## Brief
Convert each line of the entries below into a JSON list of strings, with one string per line and blank lines omitted. Cover every entry, and leave the pictures out of the answer.

## Records to process

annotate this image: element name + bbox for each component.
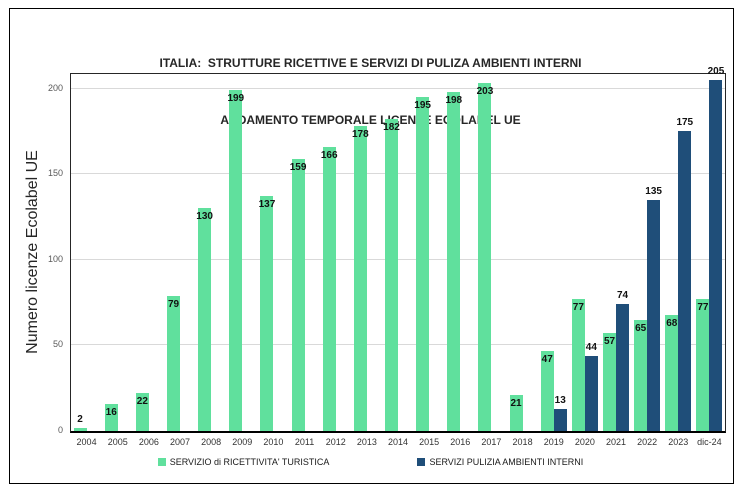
bar-value-label: 137	[258, 199, 276, 211]
bar-ricettivita	[540, 350, 554, 431]
bar-value-label: 68	[666, 317, 678, 329]
bar-value-label: 175	[676, 117, 694, 129]
chart-title: ITALIA: STRUTTURE RICETTIVE E SERVIZI DI…	[0, 16, 741, 168]
gridline	[71, 173, 725, 175]
plot-area: 2 2004 16 2005 22 2006 79 2007 130 2008 199 2009 137…	[70, 67, 726, 447]
y-tick-label: 100	[47, 253, 63, 264]
bar-ricettivita	[665, 314, 679, 431]
bar-value-label: 79	[167, 298, 180, 310]
bar-ricettivita	[135, 393, 149, 431]
bar-value-label: 22	[136, 396, 148, 408]
y-tick-label: 200	[47, 82, 63, 93]
bar-ricettivita	[291, 158, 305, 431]
bar-ricettivita	[696, 299, 710, 431]
y-axis-title: Numero licenze Ecolabel UE	[24, 150, 41, 354]
x-tick-label: 2005	[107, 437, 128, 447]
bar-pulizia	[584, 355, 598, 431]
bar-value-label: 77	[572, 302, 584, 314]
bar-ricettivita	[571, 299, 585, 431]
bar-value-label: 74	[616, 290, 629, 302]
x-tick-label: dic-24	[697, 437, 722, 447]
bar-ricettivita	[447, 91, 461, 431]
y-tick-label: 50	[52, 339, 63, 350]
y-tick-label: 150	[47, 168, 63, 179]
bar-ricettivita	[260, 196, 274, 431]
x-tick-label: 2019	[543, 437, 564, 447]
bar-ricettivita	[634, 319, 648, 431]
bar-pulizia	[678, 131, 692, 431]
bar-ricettivita	[478, 83, 492, 431]
bar-ricettivita	[322, 146, 336, 431]
gridline	[71, 258, 725, 260]
y-tick-label: 0	[57, 425, 63, 435]
bar-ricettivita	[104, 403, 118, 431]
bar-ricettivita	[416, 97, 430, 431]
bar-value-label: 44	[585, 341, 597, 353]
bar-ricettivita	[385, 119, 398, 431]
x-tick-label: 2007	[169, 437, 191, 447]
bar-ricettivita	[353, 126, 367, 431]
bar-value-label: 21	[510, 398, 522, 410]
bar-value-label: 77	[697, 302, 709, 314]
bar-pulizia	[647, 199, 661, 431]
x-tick-label: 2022	[637, 437, 658, 447]
x-tick-label: 2013	[356, 437, 377, 447]
x-tick-label: 2015	[419, 437, 440, 447]
bar-value-label: 57	[603, 336, 616, 348]
x-tick-label: 2010	[263, 437, 284, 447]
bar-value-label: 13	[554, 394, 566, 406]
bar-value-label: 182	[383, 122, 400, 134]
x-tick-label: 2006	[138, 437, 159, 447]
x-tick-label: 2004	[76, 437, 97, 447]
bar-ricettivita	[229, 90, 243, 431]
x-tick-label: 2009	[232, 437, 253, 447]
x-tick-label: 2017	[481, 437, 502, 447]
bar-value-label: 16	[105, 406, 117, 418]
legend-item-ricettivita: SERVIZIO di RICETTIVITA' TURISTICA	[157, 457, 330, 467]
bar-value-label: 195	[414, 100, 431, 112]
bar-value-label: 199	[227, 93, 245, 105]
x-tick-label: 2016	[450, 437, 471, 447]
x-tick-label: 2008	[201, 437, 222, 447]
x-tick-label: 2021	[605, 437, 627, 447]
x-tick-label: 2018	[512, 437, 533, 447]
legend-item-pulizia: SERVIZI PULIZIA AMBIENTI INTERNI	[417, 457, 583, 467]
x-tick-label: 2020	[574, 437, 595, 447]
legend: SERVIZIO di RICETTIVITA' TURISTICA SERVI…	[0, 457, 741, 467]
gridline	[71, 87, 725, 89]
bar-value-label: 198	[445, 94, 463, 106]
bar-value-label: 47	[541, 353, 553, 365]
bar-value-label: 65	[635, 322, 647, 334]
legend-label-pulizia: SERVIZI PULIZIA AMBIENTI INTERNI	[429, 457, 584, 467]
gridline	[71, 344, 725, 346]
x-tick-label: 2012	[325, 437, 346, 447]
figure-border	[9, 8, 734, 484]
bar-value-label: 166	[320, 149, 338, 161]
bar-value-label: 159	[289, 161, 307, 173]
bar-pulizia	[616, 304, 629, 431]
bar-ricettivita	[167, 295, 180, 431]
bar-value-label: 135	[645, 185, 662, 197]
bar-ricettivita	[603, 333, 616, 431]
bar-ricettivita	[73, 427, 87, 431]
x-tick-label: 2014	[387, 437, 409, 447]
bar-value-label: 2	[77, 413, 83, 425]
bar-ricettivita	[198, 208, 212, 431]
bar-pulizia	[709, 80, 723, 431]
legend-label-ricettivita: SERVIZIO di RICETTIVITA' TURISTICA	[169, 457, 330, 467]
x-tick-label: 2011	[294, 437, 315, 447]
bar-value-label: 178	[352, 129, 369, 141]
x-tick-label: 2023	[668, 437, 689, 447]
bar-value-label: 130	[196, 211, 213, 223]
legend-swatch-ricettivita-icon	[157, 458, 166, 466]
bar-ricettivita	[509, 395, 523, 431]
legend-swatch-pulizia-icon	[417, 458, 426, 466]
bar-value-label: 203	[476, 86, 494, 98]
bar-pulizia	[553, 408, 567, 431]
chart-title-line1: ITALIA: STRUTTURE RICETTIVE E SERVIZI DI…	[159, 56, 582, 70]
bar-value-label: 205	[707, 66, 725, 77]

## Exercise solution
[
  "annotate this image: element name + bbox for each component.",
  "bar-value-label: 137\t[258, 199, 276, 211]",
  "bar-ricettivita\t[540, 350, 554, 431]",
  "bar-value-label: 68\t[666, 317, 678, 329]",
  "bar-value-label: 175\t[676, 117, 694, 129]",
  "chart-title: ITALIA: STRUTTURE RICETTIVE E SERVIZI DI…\t[0, 16, 741, 168]",
  "gridline\t[71, 173, 725, 175]",
  "plot-area: 2 2004 16 2005 22 2006 79 2007 130 2008 199 2009 137…\t[70, 67, 726, 447]",
  "y-tick-label: 100\t[47, 253, 63, 264]",
  "bar-ricettivita\t[665, 314, 679, 431]",
  "bar-value-label: 79\t[167, 298, 180, 310]",
  "bar-ricettivita\t[135, 393, 149, 431]",
  "bar-value-label: 22\t[136, 396, 148, 408]",
  "y-tick-label: 200\t[47, 82, 63, 93]",
  "bar-ricettivita\t[291, 158, 305, 431]",
  "bar-ricettivita\t[696, 299, 710, 431]",
  "y-axis-title: Numero licenze Ecolabel UE\t[24, 150, 41, 354]",
  "x-tick-label: 2005\t[107, 437, 128, 447]",
  "bar-pulizia\t[584, 355, 598, 431]",
  "bar-value-label: 77\t[572, 302, 584, 314]",
  "bar-ricettivita\t[571, 299, 585, 431]",
  "bar-value-label: 74\t[616, 290, 629, 302]",
  "x-tick-label: dic-24\t[697, 437, 722, 447]",
  "bar-ricettivita\t[447, 91, 461, 431]",
  "y-tick-label: 50\t[52, 339, 63, 350]",
  "y-tick-label: 150\t[47, 168, 63, 179]",
  "bar-ricettivita\t[260, 196, 274, 431]",
  "x-tick-label: 2019\t[543, 437, 564, 447]",
  "bar-ricettivita\t[634, 319, 648, 431]",
  "bar-pulizia\t[678, 131, 692, 431]",
  "bar-ricettivita\t[478, 83, 492, 431]",
  "bar-ricettivita\t[322, 146, 336, 431]",
  "gridline\t[71, 258, 725, 260]",
  "y-tick-label: 0\t[57, 425, 63, 435]",
  "bar-ricettivita\t[104, 403, 118, 431]",
  "bar-ricettivita\t[416, 97, 430, 431]",
  "bar-value-label: 44\t[585, 341, 597, 353]",
  "bar-ricettivita\t[385, 119, 398, 431]",
  "x-tick-label: 2007\t[169, 437, 191, 447]",
  "bar-ricettivita\t[353, 126, 367, 431]",
  "bar-value-label: 21\t[510, 398, 522, 410]",
  "bar-value-label: 77\t[697, 302, 709, 314]",
  "bar-pulizia\t[647, 199, 661, 431]",
  "x-tick-label: 2022\t[637, 437, 658, 447]",
  "x-tick-label: 2013\t[356, 437, 377, 447]",
  "x-tick-label: 2015\t[419, 437, 440, 447]",
  "bar-value-label: 57\t[603, 336, 616, 348]",
  "x-tick-label: 2010\t[263, 437, 284, 447]",
  "bar-value-label: 13\t[554, 394, 566, 406]",
  "bar-value-label: 182\t[383, 122, 400, 134]",
  "x-tick-label: 2006\t[138, 437, 159, 447]",
  "x-tick-label: 2004\t[76, 437, 97, 447]",
  "bar-ricettivita\t[229, 90, 243, 431]",
  "x-tick-label: 2009\t[232, 437, 253, 447]",
  "x-tick-label: 2017\t[481, 437, 502, 447]",
  "bar-value-label: 16\t[105, 406, 117, 418]",
  "legend-item-ricettivita: SERVIZIO di RICETTIVITA' TURISTICA\t[157, 457, 330, 467]",
  "bar-value-label: 195\t[414, 100, 431, 112]",
  "bar-value-label: 199\t[227, 93, 245, 105]",
  "x-tick-label: 2016\t[450, 437, 471, 447]",
  "x-tick-label: 2008\t[201, 437, 222, 447]",
  "x-tick-label: 2021\t[605, 437, 627, 447]",
  "x-tick-label: 2018\t[512, 437, 533, 447]",
  "legend-item-pulizia: SERVIZI PULIZIA AMBIENTI INTERNI\t[417, 457, 583, 467]",
  "x-tick-label: 2020\t[574, 437, 595, 447]",
  "legend: SERVIZIO di RICETTIVITA' TURISTICA SERVI…\t[0, 457, 741, 467]",
  "gridline\t[71, 87, 725, 89]",
  "bar-value-label: 198\t[445, 94, 463, 106]",
  "bar-value-label: 47\t[541, 353, 553, 365]",
  "bar-value-label: 65\t[635, 322, 647, 334]",
  "legend-label-pulizia: SERVIZI PULIZIA AMBIENTI INTERNI\t[429, 457, 584, 467]",
  "gridline\t[71, 344, 725, 346]",
  "x-tick-label: 2012\t[325, 437, 346, 447]",
  "figure-border\t[9, 8, 734, 484]",
  "bar-value-label: 166\t[320, 149, 338, 161]",
  "bar-value-label: 159\t[289, 161, 307, 173]",
  "bar-pulizia\t[616, 304, 629, 431]",
  "bar-ricettivita\t[167, 295, 180, 431]",
  "bar-value-label: 135\t[645, 185, 662, 197]",
  "bar-ricettivita\t[603, 333, 616, 431]",
  "bar-ricettivita\t[73, 427, 87, 431]",
  "x-tick-label: 2014\t[387, 437, 409, 447]",
  "bar-value-label: 2\t[77, 413, 83, 425]",
  "bar-ricettivita\t[198, 208, 212, 431]",
  "bar-pulizia\t[709, 80, 723, 431]",
  "legend-label-ricettivita: SERVIZIO di RICETTIVITA' TURISTICA\t[169, 457, 330, 467]",
  "x-tick-label: 2011\t[294, 437, 315, 447]",
  "bar-value-label: 178\t[352, 129, 369, 141]",
  "x-tick-label: 2023\t[668, 437, 689, 447]",
  "bar-value-label: 130\t[196, 211, 213, 223]",
  "legend-swatch-ricettivita-icon\t[157, 458, 166, 466]",
  "bar-ricettivita\t[509, 395, 523, 431]",
  "legend-swatch-pulizia-icon\t[417, 458, 426, 466]",
  "bar-value-label: 203\t[476, 86, 494, 98]",
  "bar-pulizia\t[553, 408, 567, 431]",
  "chart-title-line1: ITALIA: STRUTTURE RICETTIVE E SERVIZI DI…\t[159, 56, 582, 70]",
  "bar-value-label: 205\t[707, 66, 725, 77]"
]